— START EXERCISE INPUTS —

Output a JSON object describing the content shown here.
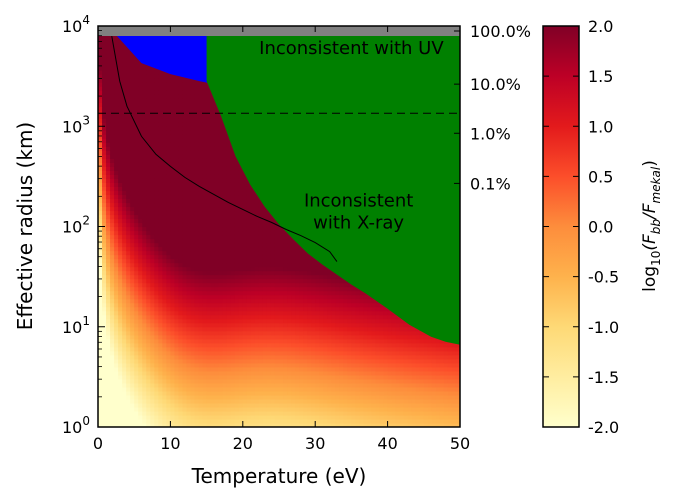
{
  "chart_data": {
    "type": "heatmap",
    "xlabel": "Temperature (eV)",
    "ylabel": "Effective radius (km)",
    "xlim": [
      0,
      50
    ],
    "ylim_log10": [
      0,
      4
    ],
    "y_scale": "log",
    "x_ticks": [
      {
        "v": 0,
        "label": "0"
      },
      {
        "v": 10,
        "label": "10"
      },
      {
        "v": 20,
        "label": "20"
      },
      {
        "v": 30,
        "label": "30"
      },
      {
        "v": 40,
        "label": "40"
      },
      {
        "v": 50,
        "label": "50"
      }
    ],
    "y_ticks": [
      {
        "e": 0,
        "base": "10",
        "exp": "0"
      },
      {
        "e": 1,
        "base": "10",
        "exp": "1"
      },
      {
        "e": 2,
        "base": "10",
        "exp": "2"
      },
      {
        "e": 3,
        "base": "10",
        "exp": "3"
      },
      {
        "e": 4,
        "base": "10",
        "exp": "4"
      }
    ],
    "colorbar": {
      "label": "log10(F_bb/F_mekal)",
      "label_parts": {
        "pre": "log",
        "pre_sub": "10",
        "open": "(F",
        "sub1": "bb",
        "mid": "/F",
        "sub2": "mekal",
        "close": ")"
      },
      "range": [
        -2.0,
        2.0
      ],
      "colors": [
        "#ffffcc",
        "#ffeda0",
        "#fed976",
        "#feb24c",
        "#fd8d3c",
        "#fc4e2a",
        "#e31a1c",
        "#bd0026",
        "#800026"
      ],
      "ticks": [
        {
          "v": 2.0,
          "label": "2.0"
        },
        {
          "v": 1.5,
          "label": "1.5"
        },
        {
          "v": 1.0,
          "label": "1.0"
        },
        {
          "v": 0.5,
          "label": "0.5"
        },
        {
          "v": 0.0,
          "label": "0.0"
        },
        {
          "v": -0.5,
          "label": "-0.5"
        },
        {
          "v": -1.0,
          "label": "-1.0"
        },
        {
          "v": -1.5,
          "label": "-1.5"
        },
        {
          "v": -2.0,
          "label": "-2.0"
        }
      ]
    },
    "regions": [
      {
        "name": "Inconsistent with UV",
        "color": "#0000ff",
        "boundary_x": [
          2,
          6,
          10,
          14,
          18,
          20,
          24,
          28,
          32,
          36,
          40,
          44,
          48,
          50
        ],
        "boundary_log10_radius": [
          3.95,
          3.63,
          3.52,
          3.45,
          3.39,
          3.35,
          3.3,
          3.26,
          3.22,
          3.19,
          3.16,
          3.13,
          3.09,
          3.08
        ]
      },
      {
        "name": "Inconsistent with X-ray",
        "color": "#008000",
        "boundary_x": [
          15,
          17,
          19,
          21,
          23,
          25,
          27,
          29,
          31,
          33,
          35,
          37,
          40,
          43,
          46,
          48,
          50
        ],
        "boundary_log10_radius": [
          3.45,
          3.1,
          2.7,
          2.42,
          2.2,
          2.02,
          1.87,
          1.73,
          1.62,
          1.52,
          1.42,
          1.33,
          1.18,
          1.02,
          0.9,
          0.85,
          0.82
        ]
      },
      {
        "name": "top band",
        "color": "#808080",
        "log10_radius_from": 3.9
      }
    ],
    "region_labels": [
      {
        "lines": [
          "Inconsistent with UV"
        ],
        "x": 35,
        "log10_radius": 3.72
      },
      {
        "lines": [
          "Inconsistent",
          "with X-ray"
        ],
        "x": 36,
        "log10_radius": 2.2
      }
    ],
    "curve": {
      "x": [
        1.9,
        3,
        4,
        6,
        8,
        10,
        12,
        14,
        16,
        18,
        20,
        22,
        24,
        26,
        28,
        30,
        32,
        33
      ],
      "log10_radius": [
        3.9,
        3.45,
        3.2,
        2.9,
        2.72,
        2.6,
        2.49,
        2.4,
        2.32,
        2.24,
        2.17,
        2.1,
        2.04,
        1.97,
        1.91,
        1.84,
        1.75,
        1.65
      ]
    },
    "dashed_line": {
      "log10_radius": 3.13
    },
    "right_axis_ticks": [
      {
        "label": "100.0%",
        "log10_radius": 3.95
      },
      {
        "label": "10.0%",
        "log10_radius": 3.42
      },
      {
        "label": "1.0%",
        "log10_radius": 2.93
      },
      {
        "label": "0.1%",
        "log10_radius": 2.43
      }
    ]
  }
}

— END EXERCISE INPUTS —

*TASK GOAL:*
Reproduce the data above in full, exactly as it is, with the pictures left out.

*TASK ANSWER:*
Output a JSON object describing the content shown here.
{
  "chart_data": {
    "type": "heatmap",
    "xlabel": "Temperature (eV)",
    "ylabel": "Effective radius (km)",
    "xlim": [
      0,
      50
    ],
    "ylim_log10": [
      0,
      4
    ],
    "y_scale": "log",
    "x_ticks": [
      {
        "v": 0,
        "label": "0"
      },
      {
        "v": 10,
        "label": "10"
      },
      {
        "v": 20,
        "label": "20"
      },
      {
        "v": 30,
        "label": "30"
      },
      {
        "v": 40,
        "label": "40"
      },
      {
        "v": 50,
        "label": "50"
      }
    ],
    "y_ticks": [
      {
        "e": 0,
        "base": "10",
        "exp": "0"
      },
      {
        "e": 1,
        "base": "10",
        "exp": "1"
      },
      {
        "e": 2,
        "base": "10",
        "exp": "2"
      },
      {
        "e": 3,
        "base": "10",
        "exp": "3"
      },
      {
        "e": 4,
        "base": "10",
        "exp": "4"
      }
    ],
    "colorbar": {
      "label": "log10(F_bb/F_mekal)",
      "label_parts": {
        "pre": "log",
        "pre_sub": "10",
        "open": "(F",
        "sub1": "bb",
        "mid": "/F",
        "sub2": "mekal",
        "close": ")"
      },
      "range": [
        -2.0,
        2.0
      ],
      "colors": [
        "#ffffcc",
        "#ffeda0",
        "#fed976",
        "#feb24c",
        "#fd8d3c",
        "#fc4e2a",
        "#e31a1c",
        "#bd0026",
        "#800026"
      ],
      "ticks": [
        {
          "v": 2.0,
          "label": "2.0"
        },
        {
          "v": 1.5,
          "label": "1.5"
        },
        {
          "v": 1.0,
          "label": "1.0"
        },
        {
          "v": 0.5,
          "label": "0.5"
        },
        {
          "v": 0.0,
          "label": "0.0"
        },
        {
          "v": -0.5,
          "label": "-0.5"
        },
        {
          "v": -1.0,
          "label": "-1.0"
        },
        {
          "v": -1.5,
          "label": "-1.5"
        },
        {
          "v": -2.0,
          "label": "-2.0"
        }
      ]
    },
    "regions": [
      {
        "name": "Inconsistent with UV",
        "color": "#0000ff",
        "boundary_x": [
          2,
          6,
          10,
          14,
          18,
          20,
          24,
          28,
          32,
          36,
          40,
          44,
          48,
          50
        ],
        "boundary_log10_radius": [
          3.95,
          3.63,
          3.52,
          3.45,
          3.39,
          3.35,
          3.3,
          3.26,
          3.22,
          3.19,
          3.16,
          3.13,
          3.09,
          3.08
        ]
      },
      {
        "name": "Inconsistent with X-ray",
        "color": "#008000",
        "boundary_x": [
          15,
          17,
          19,
          21,
          23,
          25,
          27,
          29,
          31,
          33,
          35,
          37,
          40,
          43,
          46,
          48,
          50
        ],
        "boundary_log10_radius": [
          3.45,
          3.1,
          2.7,
          2.42,
          2.2,
          2.02,
          1.87,
          1.73,
          1.62,
          1.52,
          1.42,
          1.33,
          1.18,
          1.02,
          0.9,
          0.85,
          0.82
        ]
      },
      {
        "name": "top band",
        "color": "#808080",
        "log10_radius_from": 3.9
      }
    ],
    "region_labels": [
      {
        "lines": [
          "Inconsistent with UV"
        ],
        "x": 35,
        "log10_radius": 3.72
      },
      {
        "lines": [
          "Inconsistent",
          "with X-ray"
        ],
        "x": 36,
        "log10_radius": 2.2
      }
    ],
    "curve": {
      "x": [
        1.9,
        3,
        4,
        6,
        8,
        10,
        12,
        14,
        16,
        18,
        20,
        22,
        24,
        26,
        28,
        30,
        32,
        33
      ],
      "log10_radius": [
        3.9,
        3.45,
        3.2,
        2.9,
        2.72,
        2.6,
        2.49,
        2.4,
        2.32,
        2.24,
        2.17,
        2.1,
        2.04,
        1.97,
        1.91,
        1.84,
        1.75,
        1.65
      ]
    },
    "dashed_line": {
      "log10_radius": 3.13
    },
    "right_axis_ticks": [
      {
        "label": "100.0%",
        "log10_radius": 3.95
      },
      {
        "label": "10.0%",
        "log10_radius": 3.42
      },
      {
        "label": "1.0%",
        "log10_radius": 2.93
      },
      {
        "label": "0.1%",
        "log10_radius": 2.43
      }
    ]
  }
}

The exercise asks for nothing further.